▶ AIM OF THE EXERCISE
Pick out every line of the data below that contains the string "programador", and copy each one in full.

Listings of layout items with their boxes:
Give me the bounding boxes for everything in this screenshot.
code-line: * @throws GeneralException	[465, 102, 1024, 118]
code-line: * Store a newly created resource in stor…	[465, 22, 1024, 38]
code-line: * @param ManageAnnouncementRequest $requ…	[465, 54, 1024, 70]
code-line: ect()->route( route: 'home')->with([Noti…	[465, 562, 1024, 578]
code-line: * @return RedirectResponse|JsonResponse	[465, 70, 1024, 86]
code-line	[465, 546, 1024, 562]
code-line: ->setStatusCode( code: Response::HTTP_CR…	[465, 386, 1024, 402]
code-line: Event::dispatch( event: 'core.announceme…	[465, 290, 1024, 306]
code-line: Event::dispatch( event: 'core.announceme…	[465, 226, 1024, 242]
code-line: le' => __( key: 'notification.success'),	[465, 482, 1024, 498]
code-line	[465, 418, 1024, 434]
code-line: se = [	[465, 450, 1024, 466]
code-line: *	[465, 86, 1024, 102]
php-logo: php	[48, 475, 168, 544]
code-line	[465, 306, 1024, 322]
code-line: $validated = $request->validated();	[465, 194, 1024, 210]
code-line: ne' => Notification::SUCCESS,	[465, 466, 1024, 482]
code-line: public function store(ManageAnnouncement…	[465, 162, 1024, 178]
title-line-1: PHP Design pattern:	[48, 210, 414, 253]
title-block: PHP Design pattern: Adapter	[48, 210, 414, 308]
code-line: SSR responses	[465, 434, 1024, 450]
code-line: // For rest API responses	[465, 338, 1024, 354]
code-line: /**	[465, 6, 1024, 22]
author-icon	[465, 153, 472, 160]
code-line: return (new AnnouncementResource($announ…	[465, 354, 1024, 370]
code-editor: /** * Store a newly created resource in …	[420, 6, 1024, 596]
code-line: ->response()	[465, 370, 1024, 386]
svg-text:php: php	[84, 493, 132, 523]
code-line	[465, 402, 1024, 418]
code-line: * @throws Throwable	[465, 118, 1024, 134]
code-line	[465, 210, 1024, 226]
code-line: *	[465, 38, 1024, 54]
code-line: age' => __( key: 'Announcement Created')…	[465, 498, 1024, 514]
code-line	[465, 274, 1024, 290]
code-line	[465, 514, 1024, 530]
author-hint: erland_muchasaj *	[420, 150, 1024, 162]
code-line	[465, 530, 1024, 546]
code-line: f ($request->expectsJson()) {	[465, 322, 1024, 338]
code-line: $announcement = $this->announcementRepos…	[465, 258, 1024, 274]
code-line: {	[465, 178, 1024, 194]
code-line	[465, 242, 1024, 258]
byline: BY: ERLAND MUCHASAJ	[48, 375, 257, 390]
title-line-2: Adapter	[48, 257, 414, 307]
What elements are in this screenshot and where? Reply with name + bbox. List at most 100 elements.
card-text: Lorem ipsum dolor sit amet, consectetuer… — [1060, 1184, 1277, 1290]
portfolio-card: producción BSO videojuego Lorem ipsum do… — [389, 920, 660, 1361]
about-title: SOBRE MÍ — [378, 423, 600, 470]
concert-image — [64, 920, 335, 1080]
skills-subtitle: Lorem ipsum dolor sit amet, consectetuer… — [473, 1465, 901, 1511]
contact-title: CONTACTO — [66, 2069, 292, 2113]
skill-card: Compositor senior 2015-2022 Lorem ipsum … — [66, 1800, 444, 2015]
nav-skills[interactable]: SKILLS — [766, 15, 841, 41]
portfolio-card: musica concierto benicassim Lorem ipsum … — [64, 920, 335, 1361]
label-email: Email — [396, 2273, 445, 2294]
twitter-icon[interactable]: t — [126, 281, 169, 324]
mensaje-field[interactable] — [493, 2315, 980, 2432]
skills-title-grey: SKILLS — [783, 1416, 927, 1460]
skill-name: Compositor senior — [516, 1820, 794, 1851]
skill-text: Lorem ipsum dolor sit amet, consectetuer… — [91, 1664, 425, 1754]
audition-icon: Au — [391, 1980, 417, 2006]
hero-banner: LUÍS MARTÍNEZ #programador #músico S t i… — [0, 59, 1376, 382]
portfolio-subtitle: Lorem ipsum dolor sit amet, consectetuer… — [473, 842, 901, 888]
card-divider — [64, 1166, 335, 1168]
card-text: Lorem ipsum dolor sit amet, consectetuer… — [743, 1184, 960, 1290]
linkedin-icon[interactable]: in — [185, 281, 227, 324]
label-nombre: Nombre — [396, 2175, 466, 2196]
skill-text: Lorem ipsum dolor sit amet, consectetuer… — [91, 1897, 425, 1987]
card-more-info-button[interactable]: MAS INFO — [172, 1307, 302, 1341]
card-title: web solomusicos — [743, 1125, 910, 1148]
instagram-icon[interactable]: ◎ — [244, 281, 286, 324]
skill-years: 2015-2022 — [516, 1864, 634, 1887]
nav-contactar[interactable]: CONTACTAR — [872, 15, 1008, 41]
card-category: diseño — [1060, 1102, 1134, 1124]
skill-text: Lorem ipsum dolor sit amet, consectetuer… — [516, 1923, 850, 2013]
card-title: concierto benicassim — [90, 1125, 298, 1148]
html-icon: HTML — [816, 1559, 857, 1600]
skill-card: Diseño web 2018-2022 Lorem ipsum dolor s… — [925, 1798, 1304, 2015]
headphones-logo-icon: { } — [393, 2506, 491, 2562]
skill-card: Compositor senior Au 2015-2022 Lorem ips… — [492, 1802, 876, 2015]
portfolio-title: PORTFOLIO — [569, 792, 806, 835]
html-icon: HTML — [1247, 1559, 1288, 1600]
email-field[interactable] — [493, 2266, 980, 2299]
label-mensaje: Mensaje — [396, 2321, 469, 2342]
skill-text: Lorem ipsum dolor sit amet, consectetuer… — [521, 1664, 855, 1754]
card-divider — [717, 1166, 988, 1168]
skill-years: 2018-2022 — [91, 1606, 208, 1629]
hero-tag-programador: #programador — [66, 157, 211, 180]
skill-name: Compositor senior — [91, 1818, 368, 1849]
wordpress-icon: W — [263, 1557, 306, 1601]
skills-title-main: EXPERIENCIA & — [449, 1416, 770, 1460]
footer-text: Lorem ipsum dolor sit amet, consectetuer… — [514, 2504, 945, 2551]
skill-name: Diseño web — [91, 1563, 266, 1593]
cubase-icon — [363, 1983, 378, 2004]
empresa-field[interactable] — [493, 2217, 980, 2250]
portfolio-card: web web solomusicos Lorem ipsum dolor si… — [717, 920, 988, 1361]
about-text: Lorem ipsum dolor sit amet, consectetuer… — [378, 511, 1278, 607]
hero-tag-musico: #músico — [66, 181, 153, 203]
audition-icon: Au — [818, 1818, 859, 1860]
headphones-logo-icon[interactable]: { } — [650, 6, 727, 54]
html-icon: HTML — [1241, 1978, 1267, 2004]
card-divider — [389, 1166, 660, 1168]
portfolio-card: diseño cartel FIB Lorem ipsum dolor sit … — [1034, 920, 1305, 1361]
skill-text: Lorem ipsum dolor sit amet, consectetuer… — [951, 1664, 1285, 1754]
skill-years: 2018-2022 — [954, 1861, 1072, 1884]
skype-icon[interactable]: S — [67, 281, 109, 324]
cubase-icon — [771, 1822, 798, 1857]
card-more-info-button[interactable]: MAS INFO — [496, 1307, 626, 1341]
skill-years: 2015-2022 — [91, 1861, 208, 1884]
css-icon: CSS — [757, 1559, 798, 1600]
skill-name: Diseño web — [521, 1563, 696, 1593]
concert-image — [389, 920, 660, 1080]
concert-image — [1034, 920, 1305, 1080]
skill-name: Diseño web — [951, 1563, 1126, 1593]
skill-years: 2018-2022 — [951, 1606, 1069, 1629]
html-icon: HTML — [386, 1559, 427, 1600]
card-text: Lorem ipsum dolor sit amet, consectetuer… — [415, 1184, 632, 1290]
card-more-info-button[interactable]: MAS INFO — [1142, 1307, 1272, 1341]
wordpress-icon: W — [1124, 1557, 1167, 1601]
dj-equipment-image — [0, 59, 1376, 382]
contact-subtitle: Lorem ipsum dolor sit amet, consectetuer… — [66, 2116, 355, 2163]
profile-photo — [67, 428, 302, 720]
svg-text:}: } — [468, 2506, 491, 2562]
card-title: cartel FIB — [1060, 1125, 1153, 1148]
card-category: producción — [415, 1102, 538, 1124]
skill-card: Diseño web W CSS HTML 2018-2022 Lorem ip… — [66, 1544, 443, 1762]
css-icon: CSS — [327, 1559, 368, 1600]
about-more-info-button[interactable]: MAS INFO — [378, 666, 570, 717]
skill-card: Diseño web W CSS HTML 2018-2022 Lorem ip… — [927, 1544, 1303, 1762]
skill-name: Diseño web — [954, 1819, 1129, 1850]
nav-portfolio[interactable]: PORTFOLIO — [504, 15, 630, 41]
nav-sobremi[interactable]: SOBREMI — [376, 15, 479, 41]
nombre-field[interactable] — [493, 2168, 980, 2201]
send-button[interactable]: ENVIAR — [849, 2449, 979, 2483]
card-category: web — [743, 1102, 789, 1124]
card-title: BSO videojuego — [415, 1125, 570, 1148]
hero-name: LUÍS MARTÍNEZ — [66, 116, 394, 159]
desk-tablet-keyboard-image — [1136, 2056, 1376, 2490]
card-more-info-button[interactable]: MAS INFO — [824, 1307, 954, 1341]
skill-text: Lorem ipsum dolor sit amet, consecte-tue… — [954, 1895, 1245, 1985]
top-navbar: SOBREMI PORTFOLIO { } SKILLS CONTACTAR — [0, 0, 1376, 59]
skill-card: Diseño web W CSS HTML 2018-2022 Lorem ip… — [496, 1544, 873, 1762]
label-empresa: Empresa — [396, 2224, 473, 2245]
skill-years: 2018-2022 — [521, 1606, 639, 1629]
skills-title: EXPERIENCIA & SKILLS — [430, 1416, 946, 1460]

▶ EXPECTED OUTPUT
hero-banner: LUÍS MARTÍNEZ #programador #músico S t i… — [0, 59, 1376, 382]
hero-tag-programador: #programador — [66, 157, 211, 180]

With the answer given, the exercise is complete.